# DIRECTIVE
Provide only the number of lines in the listing that contain the string "transport".

# DATA PROVIDED
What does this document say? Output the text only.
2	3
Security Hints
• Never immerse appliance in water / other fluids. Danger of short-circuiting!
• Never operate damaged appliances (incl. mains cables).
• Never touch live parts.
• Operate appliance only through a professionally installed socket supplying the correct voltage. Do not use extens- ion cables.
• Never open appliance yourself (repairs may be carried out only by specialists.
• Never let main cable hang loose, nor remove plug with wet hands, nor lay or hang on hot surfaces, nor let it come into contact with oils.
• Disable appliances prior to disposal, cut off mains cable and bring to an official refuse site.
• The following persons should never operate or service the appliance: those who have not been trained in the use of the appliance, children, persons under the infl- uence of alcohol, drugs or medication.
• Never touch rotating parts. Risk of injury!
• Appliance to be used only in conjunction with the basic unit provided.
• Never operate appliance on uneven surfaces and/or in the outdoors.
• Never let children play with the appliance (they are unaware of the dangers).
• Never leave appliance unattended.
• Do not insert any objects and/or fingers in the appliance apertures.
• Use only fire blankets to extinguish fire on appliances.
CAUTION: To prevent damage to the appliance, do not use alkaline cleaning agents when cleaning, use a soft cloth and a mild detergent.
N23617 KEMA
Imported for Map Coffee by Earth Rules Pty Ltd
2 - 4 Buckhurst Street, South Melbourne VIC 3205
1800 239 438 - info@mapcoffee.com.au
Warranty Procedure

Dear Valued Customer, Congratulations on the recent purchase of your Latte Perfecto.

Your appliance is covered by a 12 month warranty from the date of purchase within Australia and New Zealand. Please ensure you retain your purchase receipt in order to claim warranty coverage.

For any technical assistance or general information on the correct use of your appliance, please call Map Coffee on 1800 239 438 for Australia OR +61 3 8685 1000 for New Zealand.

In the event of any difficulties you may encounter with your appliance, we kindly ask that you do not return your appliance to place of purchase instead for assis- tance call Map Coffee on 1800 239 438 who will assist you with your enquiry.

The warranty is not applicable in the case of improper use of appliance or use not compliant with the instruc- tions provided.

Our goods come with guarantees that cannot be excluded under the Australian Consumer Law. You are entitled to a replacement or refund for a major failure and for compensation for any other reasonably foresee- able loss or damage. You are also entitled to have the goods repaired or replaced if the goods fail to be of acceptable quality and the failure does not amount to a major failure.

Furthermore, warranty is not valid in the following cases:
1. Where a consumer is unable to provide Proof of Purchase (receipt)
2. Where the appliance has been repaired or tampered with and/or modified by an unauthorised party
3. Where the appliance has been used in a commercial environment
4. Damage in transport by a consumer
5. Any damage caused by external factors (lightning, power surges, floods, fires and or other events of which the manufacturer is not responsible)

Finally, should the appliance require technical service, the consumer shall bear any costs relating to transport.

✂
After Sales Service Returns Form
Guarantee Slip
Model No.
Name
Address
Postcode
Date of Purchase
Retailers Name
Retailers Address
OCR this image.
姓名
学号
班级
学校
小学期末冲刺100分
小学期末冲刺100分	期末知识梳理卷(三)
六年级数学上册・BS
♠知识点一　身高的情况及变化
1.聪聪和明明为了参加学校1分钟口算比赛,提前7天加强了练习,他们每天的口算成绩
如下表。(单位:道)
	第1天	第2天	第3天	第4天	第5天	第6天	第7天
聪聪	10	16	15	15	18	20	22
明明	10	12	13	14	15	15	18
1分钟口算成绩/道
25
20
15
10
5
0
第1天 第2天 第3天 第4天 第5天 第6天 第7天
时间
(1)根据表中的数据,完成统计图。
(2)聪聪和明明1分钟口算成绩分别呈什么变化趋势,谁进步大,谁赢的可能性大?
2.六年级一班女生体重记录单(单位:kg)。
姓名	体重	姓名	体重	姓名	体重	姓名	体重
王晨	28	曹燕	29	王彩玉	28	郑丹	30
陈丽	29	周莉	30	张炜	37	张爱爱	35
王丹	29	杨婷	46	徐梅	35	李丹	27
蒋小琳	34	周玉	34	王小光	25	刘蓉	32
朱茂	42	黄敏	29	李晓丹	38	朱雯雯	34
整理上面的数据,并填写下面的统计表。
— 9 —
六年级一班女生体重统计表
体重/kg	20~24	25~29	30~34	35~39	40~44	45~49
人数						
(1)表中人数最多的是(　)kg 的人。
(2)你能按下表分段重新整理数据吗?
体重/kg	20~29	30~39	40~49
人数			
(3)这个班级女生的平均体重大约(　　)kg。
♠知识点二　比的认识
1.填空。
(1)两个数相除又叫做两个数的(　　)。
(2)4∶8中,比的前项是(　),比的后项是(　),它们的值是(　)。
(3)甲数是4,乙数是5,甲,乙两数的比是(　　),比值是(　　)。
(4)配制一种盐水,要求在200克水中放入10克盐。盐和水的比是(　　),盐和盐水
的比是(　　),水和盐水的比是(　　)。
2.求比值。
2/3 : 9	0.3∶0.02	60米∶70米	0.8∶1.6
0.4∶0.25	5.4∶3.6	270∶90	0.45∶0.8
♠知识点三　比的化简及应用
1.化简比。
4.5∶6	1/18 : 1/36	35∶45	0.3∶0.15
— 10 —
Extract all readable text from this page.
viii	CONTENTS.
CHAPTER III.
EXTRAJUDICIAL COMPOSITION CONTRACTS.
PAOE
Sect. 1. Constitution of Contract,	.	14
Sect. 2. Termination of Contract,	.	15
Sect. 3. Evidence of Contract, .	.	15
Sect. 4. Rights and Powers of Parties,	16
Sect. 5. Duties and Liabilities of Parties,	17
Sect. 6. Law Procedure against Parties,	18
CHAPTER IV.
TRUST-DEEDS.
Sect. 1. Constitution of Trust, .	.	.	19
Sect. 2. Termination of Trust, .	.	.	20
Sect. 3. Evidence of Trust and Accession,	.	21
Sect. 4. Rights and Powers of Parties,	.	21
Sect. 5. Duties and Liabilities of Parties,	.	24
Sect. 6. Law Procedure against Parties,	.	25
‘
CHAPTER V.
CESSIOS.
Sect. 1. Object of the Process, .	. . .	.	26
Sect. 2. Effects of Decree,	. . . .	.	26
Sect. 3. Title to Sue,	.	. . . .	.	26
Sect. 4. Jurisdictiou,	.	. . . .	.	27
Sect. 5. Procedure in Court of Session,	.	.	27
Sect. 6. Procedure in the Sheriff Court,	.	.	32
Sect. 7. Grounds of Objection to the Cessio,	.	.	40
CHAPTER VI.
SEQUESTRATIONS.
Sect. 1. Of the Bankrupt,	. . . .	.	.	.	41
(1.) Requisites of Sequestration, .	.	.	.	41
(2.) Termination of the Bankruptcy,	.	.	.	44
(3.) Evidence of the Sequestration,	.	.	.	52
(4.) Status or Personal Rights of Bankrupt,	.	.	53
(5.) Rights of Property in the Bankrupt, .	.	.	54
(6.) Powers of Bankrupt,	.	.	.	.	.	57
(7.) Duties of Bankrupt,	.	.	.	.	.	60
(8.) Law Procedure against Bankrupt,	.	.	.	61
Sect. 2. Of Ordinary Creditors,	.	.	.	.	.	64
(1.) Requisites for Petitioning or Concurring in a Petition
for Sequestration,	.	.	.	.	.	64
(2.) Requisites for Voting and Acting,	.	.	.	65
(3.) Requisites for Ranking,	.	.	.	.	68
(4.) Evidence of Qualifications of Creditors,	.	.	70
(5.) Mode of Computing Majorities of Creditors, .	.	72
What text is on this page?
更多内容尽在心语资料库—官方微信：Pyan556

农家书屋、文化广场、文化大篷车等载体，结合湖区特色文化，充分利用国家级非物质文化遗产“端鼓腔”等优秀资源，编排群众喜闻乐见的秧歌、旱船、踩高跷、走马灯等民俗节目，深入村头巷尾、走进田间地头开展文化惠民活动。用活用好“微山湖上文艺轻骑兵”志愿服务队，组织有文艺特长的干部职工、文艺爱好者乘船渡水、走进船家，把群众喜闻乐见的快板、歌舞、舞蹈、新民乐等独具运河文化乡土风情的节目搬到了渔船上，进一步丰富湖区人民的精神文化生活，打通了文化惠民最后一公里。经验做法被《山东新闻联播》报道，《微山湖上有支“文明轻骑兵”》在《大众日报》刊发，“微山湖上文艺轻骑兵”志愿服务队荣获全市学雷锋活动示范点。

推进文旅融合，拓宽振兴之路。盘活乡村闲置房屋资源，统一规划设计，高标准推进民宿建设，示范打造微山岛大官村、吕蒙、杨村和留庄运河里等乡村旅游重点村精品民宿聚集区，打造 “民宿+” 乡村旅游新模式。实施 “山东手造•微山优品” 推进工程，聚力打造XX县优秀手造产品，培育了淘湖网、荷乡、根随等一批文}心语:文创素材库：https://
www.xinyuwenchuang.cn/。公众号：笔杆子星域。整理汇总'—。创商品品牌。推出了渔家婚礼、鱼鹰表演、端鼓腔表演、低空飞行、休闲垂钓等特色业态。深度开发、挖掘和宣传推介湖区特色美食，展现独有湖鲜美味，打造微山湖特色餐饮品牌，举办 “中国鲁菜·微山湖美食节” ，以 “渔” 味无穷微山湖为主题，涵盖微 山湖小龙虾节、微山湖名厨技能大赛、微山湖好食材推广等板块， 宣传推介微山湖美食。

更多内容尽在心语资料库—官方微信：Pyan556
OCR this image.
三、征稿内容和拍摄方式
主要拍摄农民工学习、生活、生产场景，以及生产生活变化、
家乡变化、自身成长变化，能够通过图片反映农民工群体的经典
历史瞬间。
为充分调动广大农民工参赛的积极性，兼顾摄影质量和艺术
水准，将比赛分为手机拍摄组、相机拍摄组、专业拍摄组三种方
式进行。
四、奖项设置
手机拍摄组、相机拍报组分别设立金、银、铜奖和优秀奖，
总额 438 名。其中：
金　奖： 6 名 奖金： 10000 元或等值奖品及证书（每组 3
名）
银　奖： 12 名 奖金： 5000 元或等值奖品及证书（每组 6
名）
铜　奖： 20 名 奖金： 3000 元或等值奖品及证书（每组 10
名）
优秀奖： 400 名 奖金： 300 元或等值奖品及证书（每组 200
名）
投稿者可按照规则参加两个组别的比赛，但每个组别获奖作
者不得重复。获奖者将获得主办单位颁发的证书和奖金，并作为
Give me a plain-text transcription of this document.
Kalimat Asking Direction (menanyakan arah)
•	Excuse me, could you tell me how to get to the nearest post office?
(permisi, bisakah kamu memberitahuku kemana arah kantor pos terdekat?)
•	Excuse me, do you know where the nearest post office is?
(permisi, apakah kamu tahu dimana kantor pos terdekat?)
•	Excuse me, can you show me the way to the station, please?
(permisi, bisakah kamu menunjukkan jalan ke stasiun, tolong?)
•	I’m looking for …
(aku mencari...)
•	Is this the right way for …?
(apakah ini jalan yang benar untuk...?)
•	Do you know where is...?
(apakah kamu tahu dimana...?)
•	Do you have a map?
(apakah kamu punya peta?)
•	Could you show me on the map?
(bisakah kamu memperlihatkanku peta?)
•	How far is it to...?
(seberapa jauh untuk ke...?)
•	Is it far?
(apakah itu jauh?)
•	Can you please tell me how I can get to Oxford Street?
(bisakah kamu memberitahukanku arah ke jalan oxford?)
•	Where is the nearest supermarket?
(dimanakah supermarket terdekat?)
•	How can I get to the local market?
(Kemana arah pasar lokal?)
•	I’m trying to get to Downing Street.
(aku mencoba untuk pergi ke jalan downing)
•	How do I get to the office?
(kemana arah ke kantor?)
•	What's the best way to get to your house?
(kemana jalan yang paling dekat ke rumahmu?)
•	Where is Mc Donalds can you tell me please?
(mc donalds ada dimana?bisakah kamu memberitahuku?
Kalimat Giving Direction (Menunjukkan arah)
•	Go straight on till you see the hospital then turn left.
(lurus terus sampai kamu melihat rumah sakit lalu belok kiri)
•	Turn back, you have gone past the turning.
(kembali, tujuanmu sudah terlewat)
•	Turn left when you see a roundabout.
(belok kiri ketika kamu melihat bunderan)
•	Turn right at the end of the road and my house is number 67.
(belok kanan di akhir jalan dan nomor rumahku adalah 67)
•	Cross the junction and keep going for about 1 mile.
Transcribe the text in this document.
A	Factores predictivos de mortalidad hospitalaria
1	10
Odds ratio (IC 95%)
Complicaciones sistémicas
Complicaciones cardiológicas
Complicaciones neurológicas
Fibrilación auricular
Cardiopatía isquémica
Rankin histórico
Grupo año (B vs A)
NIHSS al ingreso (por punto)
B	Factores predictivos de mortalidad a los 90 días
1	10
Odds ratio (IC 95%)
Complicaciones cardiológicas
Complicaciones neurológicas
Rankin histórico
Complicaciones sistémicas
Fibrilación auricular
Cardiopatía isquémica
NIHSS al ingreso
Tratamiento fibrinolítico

# PROBLEM SOLUTION
2